Given task: Where a line in the listing contains the string "color", copy that line out.

Entries:
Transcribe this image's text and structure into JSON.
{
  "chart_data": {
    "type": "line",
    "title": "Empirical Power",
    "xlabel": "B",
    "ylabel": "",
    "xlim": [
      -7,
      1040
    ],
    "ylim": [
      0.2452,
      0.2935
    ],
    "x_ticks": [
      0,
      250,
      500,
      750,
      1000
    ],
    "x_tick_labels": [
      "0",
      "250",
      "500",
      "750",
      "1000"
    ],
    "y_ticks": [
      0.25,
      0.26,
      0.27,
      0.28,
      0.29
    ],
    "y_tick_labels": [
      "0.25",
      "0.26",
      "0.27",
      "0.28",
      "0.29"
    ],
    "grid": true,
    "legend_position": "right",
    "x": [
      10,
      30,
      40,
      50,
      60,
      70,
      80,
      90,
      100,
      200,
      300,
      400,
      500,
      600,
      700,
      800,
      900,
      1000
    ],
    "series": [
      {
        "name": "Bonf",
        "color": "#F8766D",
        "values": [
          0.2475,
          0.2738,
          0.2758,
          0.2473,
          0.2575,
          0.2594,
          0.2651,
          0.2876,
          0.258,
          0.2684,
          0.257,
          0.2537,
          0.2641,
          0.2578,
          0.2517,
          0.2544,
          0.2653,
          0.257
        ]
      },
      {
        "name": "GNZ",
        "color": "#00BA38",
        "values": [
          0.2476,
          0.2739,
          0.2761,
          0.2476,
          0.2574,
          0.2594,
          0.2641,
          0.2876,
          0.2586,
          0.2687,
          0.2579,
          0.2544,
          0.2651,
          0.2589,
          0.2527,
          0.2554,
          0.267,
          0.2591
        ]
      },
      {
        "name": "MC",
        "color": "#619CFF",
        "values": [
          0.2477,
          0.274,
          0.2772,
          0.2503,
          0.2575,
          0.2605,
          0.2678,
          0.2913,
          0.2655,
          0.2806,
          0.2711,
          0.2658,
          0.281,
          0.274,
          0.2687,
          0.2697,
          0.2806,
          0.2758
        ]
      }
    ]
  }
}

Output for this task:
        "color": "#F8766D",
        "color": "#00BA38",
        "color": "#619CFF",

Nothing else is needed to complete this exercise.